#### AIM
Can you retype every record below exactly as written?

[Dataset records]
+++

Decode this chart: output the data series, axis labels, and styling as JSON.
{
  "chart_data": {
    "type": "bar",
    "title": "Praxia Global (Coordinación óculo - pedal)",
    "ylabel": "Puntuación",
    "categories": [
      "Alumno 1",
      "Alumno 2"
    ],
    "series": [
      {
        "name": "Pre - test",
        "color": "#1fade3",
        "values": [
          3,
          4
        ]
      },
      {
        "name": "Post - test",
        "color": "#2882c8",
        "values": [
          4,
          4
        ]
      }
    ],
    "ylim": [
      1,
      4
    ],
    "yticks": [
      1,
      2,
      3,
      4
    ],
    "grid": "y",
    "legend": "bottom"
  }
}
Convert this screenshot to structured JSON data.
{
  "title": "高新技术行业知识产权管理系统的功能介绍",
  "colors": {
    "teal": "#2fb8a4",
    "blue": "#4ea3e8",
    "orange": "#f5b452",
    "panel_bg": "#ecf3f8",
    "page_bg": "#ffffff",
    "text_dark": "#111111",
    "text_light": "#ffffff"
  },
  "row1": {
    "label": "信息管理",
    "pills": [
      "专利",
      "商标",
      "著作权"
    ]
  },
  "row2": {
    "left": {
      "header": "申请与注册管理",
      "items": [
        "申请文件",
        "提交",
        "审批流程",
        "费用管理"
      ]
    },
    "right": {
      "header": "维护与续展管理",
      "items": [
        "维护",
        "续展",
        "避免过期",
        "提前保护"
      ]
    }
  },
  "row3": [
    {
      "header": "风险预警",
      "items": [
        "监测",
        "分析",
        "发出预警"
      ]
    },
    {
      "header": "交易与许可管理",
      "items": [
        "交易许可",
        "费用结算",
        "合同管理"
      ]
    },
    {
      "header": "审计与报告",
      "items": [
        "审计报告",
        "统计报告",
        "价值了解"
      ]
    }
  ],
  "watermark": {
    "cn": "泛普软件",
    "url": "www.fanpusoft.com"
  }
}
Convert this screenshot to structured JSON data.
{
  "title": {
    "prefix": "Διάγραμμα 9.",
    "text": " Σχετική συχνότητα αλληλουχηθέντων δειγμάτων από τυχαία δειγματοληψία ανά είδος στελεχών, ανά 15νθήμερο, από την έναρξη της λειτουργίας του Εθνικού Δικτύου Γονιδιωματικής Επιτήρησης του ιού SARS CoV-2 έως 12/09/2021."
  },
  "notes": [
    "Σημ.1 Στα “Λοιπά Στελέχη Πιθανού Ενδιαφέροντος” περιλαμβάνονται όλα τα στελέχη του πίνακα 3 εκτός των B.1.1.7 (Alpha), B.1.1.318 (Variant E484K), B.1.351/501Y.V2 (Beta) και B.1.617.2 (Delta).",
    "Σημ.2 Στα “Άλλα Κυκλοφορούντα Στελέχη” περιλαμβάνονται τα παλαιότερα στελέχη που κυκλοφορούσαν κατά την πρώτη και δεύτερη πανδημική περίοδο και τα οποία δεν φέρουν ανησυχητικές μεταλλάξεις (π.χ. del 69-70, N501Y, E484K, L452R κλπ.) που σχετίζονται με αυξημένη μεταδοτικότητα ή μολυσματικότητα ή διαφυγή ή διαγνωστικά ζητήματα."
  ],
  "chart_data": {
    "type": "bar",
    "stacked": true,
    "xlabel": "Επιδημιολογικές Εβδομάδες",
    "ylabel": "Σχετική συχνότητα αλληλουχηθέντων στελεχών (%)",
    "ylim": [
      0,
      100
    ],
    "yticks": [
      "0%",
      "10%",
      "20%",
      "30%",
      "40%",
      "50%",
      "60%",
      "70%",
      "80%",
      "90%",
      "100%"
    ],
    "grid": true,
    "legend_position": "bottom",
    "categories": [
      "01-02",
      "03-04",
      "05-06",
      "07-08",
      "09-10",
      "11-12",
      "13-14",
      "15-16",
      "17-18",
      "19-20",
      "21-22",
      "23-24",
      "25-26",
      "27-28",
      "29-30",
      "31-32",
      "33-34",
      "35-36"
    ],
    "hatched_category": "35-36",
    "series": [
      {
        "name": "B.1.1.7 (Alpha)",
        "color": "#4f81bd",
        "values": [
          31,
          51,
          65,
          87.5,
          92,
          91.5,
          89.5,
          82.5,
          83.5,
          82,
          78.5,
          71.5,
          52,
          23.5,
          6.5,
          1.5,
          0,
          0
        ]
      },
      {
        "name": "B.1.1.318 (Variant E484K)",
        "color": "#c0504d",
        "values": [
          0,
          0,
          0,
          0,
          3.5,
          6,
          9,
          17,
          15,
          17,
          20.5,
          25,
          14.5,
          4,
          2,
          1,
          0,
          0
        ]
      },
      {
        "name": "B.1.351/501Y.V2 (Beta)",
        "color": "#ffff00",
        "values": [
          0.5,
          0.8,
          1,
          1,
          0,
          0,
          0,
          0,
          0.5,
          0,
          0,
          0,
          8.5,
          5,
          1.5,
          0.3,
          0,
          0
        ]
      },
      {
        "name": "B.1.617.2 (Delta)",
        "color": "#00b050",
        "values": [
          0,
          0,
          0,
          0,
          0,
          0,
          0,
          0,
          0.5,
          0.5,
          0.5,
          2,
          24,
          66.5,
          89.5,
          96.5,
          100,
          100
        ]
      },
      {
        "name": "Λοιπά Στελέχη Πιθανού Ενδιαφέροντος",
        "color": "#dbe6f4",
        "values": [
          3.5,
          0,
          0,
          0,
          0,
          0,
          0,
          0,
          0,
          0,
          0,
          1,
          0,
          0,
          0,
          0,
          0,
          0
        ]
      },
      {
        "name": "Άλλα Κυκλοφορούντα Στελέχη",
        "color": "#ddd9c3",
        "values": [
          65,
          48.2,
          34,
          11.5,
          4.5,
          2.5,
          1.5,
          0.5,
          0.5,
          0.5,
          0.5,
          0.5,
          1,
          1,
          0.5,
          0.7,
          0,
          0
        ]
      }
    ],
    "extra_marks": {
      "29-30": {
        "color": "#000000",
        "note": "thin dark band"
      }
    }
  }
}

+++

#### ANSWER IN FULL
Decode this chart: output the data series, axis labels, and styling as JSON.
{
  "chart_data": {
    "type": "bar",
    "title": "Praxia Global (Coordinación óculo - pedal)",
    "ylabel": "Puntuación",
    "categories": [
      "Alumno 1",
      "Alumno 2"
    ],
    "series": [
      {
        "name": "Pre - test",
        "color": "#1fade3",
        "values": [
          3,
          4
        ]
      },
      {
        "name": "Post - test",
        "color": "#2882c8",
        "values": [
          4,
          4
        ]
      }
    ],
    "ylim": [
      1,
      4
    ],
    "yticks": [
      1,
      2,
      3,
      4
    ],
    "grid": "y",
    "legend": "bottom"
  }
}
Convert this screenshot to structured JSON data.
{
  "title": "高新技术行业知识产权管理系统的功能介绍",
  "colors": {
    "teal": "#2fb8a4",
    "blue": "#4ea3e8",
    "orange": "#f5b452",
    "panel_bg": "#ecf3f8",
    "page_bg": "#ffffff",
    "text_dark": "#111111",
    "text_light": "#ffffff"
  },
  "row1": {
    "label": "信息管理",
    "pills": [
      "专利",
      "商标",
      "著作权"
    ]
  },
  "row2": {
    "left": {
      "header": "申请与注册管理",
      "items": [
        "申请文件",
        "提交",
        "审批流程",
        "费用管理"
      ]
    },
    "right": {
      "header": "维护与续展管理",
      "items": [
        "维护",
        "续展",
        "避免过期",
        "提前保护"
      ]
    }
  },
  "row3": [
    {
      "header": "风险预警",
      "items": [
        "监测",
        "分析",
        "发出预警"
      ]
    },
    {
      "header": "交易与许可管理",
      "items": [
        "交易许可",
        "费用结算",
        "合同管理"
      ]
    },
    {
      "header": "审计与报告",
      "items": [
        "审计报告",
        "统计报告",
        "价值了解"
      ]
    }
  ],
  "watermark": {
    "cn": "泛普软件",
    "url": "www.fanpusoft.com"
  }
}
Convert this screenshot to structured JSON data.
{
  "title": {
    "prefix": "Διάγραμμα 9.",
    "text": " Σχετική συχνότητα αλληλουχηθέντων δειγμάτων από τυχαία δειγματοληψία ανά είδος στελεχών, ανά 15νθήμερο, από την έναρξη της λειτουργίας του Εθνικού Δικτύου Γονιδιωματικής Επιτήρησης του ιού SARS CoV-2 έως 12/09/2021."
  },
  "notes": [
    "Σημ.1 Στα “Λοιπά Στελέχη Πιθανού Ενδιαφέροντος” περιλαμβάνονται όλα τα στελέχη του πίνακα 3 εκτός των B.1.1.7 (Alpha), B.1.1.318 (Variant E484K), B.1.351/501Y.V2 (Beta) και B.1.617.2 (Delta).",
    "Σημ.2 Στα “Άλλα Κυκλοφορούντα Στελέχη” περιλαμβάνονται τα παλαιότερα στελέχη που κυκλοφορούσαν κατά την πρώτη και δεύτερη πανδημική περίοδο και τα οποία δεν φέρουν ανησυχητικές μεταλλάξεις (π.χ. del 69-70, N501Y, E484K, L452R κλπ.) που σχετίζονται με αυξημένη μεταδοτικότητα ή μολυσματικότητα ή διαφυγή ή διαγνωστικά ζητήματα."
  ],
  "chart_data": {
    "type": "bar",
    "stacked": true,
    "xlabel": "Επιδημιολογικές Εβδομάδες",
    "ylabel": "Σχετική συχνότητα αλληλουχηθέντων στελεχών (%)",
    "ylim": [
      0,
      100
    ],
    "yticks": [
      "0%",
      "10%",
      "20%",
      "30%",
      "40%",
      "50%",
      "60%",
      "70%",
      "80%",
      "90%",
      "100%"
    ],
    "grid": true,
    "legend_position": "bottom",
    "categories": [
      "01-02",
      "03-04",
      "05-06",
      "07-08",
      "09-10",
      "11-12",
      "13-14",
      "15-16",
      "17-18",
      "19-20",
      "21-22",
      "23-24",
      "25-26",
      "27-28",
      "29-30",
      "31-32",
      "33-34",
      "35-36"
    ],
    "hatched_category": "35-36",
    "series": [
      {
        "name": "B.1.1.7 (Alpha)",
        "color": "#4f81bd",
        "values": [
          31,
          51,
          65,
          87.5,
          92,
          91.5,
          89.5,
          82.5,
          83.5,
          82,
          78.5,
          71.5,
          52,
          23.5,
          6.5,
          1.5,
          0,
          0
        ]
      },
      {
        "name": "B.1.1.318 (Variant E484K)",
        "color": "#c0504d",
        "values": [
          0,
          0,
          0,
          0,
          3.5,
          6,
          9,
          17,
          15,
          17,
          20.5,
          25,
          14.5,
          4,
          2,
          1,
          0,
          0
        ]
      },
      {
        "name": "B.1.351/501Y.V2 (Beta)",
        "color": "#ffff00",
        "values": [
          0.5,
          0.8,
          1,
          1,
          0,
          0,
          0,
          0,
          0.5,
          0,
          0,
          0,
          8.5,
          5,
          1.5,
          0.3,
          0,
          0
        ]
      },
      {
        "name": "B.1.617.2 (Delta)",
        "color": "#00b050",
        "values": [
          0,
          0,
          0,
          0,
          0,
          0,
          0,
          0,
          0.5,
          0.5,
          0.5,
          2,
          24,
          66.5,
          89.5,
          96.5,
          100,
          100
        ]
      },
      {
        "name": "Λοιπά Στελέχη Πιθανού Ενδιαφέροντος",
        "color": "#dbe6f4",
        "values": [
          3.5,
          0,
          0,
          0,
          0,
          0,
          0,
          0,
          0,
          0,
          0,
          1,
          0,
          0,
          0,
          0,
          0,
          0
        ]
      },
      {
        "name": "Άλλα Κυκλοφορούντα Στελέχη",
        "color": "#ddd9c3",
        "values": [
          65,
          48.2,
          34,
          11.5,
          4.5,
          2.5,
          1.5,
          0.5,
          0.5,
          0.5,
          0.5,
          0.5,
          1,
          1,
          0.5,
          0.7,
          0,
          0
        ]
      }
    ],
    "extra_marks": {
      "29-30": {
        "color": "#000000",
        "note": "thin dark band"
      }
    }
  }
}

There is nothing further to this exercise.